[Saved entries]
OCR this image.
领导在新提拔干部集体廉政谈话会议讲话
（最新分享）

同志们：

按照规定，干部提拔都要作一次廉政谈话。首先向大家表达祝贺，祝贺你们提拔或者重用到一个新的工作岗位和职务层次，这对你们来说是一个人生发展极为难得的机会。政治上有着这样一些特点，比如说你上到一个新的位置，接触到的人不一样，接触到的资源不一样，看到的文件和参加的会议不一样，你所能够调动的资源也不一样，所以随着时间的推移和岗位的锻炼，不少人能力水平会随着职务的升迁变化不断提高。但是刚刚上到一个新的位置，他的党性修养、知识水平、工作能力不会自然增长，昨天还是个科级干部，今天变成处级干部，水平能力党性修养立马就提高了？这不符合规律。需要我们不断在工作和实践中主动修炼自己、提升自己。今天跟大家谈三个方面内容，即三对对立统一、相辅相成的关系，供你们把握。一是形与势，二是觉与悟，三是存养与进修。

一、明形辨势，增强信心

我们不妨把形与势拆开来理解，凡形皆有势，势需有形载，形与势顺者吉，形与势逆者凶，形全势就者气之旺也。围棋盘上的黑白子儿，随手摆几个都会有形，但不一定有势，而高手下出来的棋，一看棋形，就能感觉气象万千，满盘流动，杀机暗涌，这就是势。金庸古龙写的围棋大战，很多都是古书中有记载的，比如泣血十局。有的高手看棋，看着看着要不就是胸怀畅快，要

**TASK BRIEF**: Your task is to output the full set of records exactly as presented.

**EXERCISE RESULT**:
OCR this image.
领导在新提拔干部集体廉政谈话会议讲话
（最新分享）

同志们：

按照规定，干部提拔都要作一次廉政谈话。首先向大家表达祝贺，祝贺你们提拔或者重用到一个新的工作岗位和职务层次，这对你们来说是一个人生发展极为难得的机会。政治上有着这样一些特点，比如说你上到一个新的位置，接触到的人不一样，接触到的资源不一样，看到的文件和参加的会议不一样，你所能够调动的资源也不一样，所以随着时间的推移和岗位的锻炼，不少人能力水平会随着职务的升迁变化不断提高。但是刚刚上到一个新的位置，他的党性修养、知识水平、工作能力不会自然增长，昨天还是个科级干部，今天变成处级干部，水平能力党性修养立马就提高了？这不符合规律。需要我们不断在工作和实践中主动修炼自己、提升自己。今天跟大家谈三个方面内容，即三对对立统一、相辅相成的关系，供你们把握。一是形与势，二是觉与悟，三是存养与进修。

一、明形辨势，增强信心

我们不妨把形与势拆开来理解，凡形皆有势，势需有形载，形与势顺者吉，形与势逆者凶，形全势就者气之旺也。围棋盘上的黑白子儿，随手摆几个都会有形，但不一定有势，而高手下出来的棋，一看棋形，就能感觉气象万千，满盘流动，杀机暗涌，这就是势。金庸古龙写的围棋大战，很多都是古书中有记载的，比如泣血十局。有的高手看棋，看着看着要不就是胸怀畅快，要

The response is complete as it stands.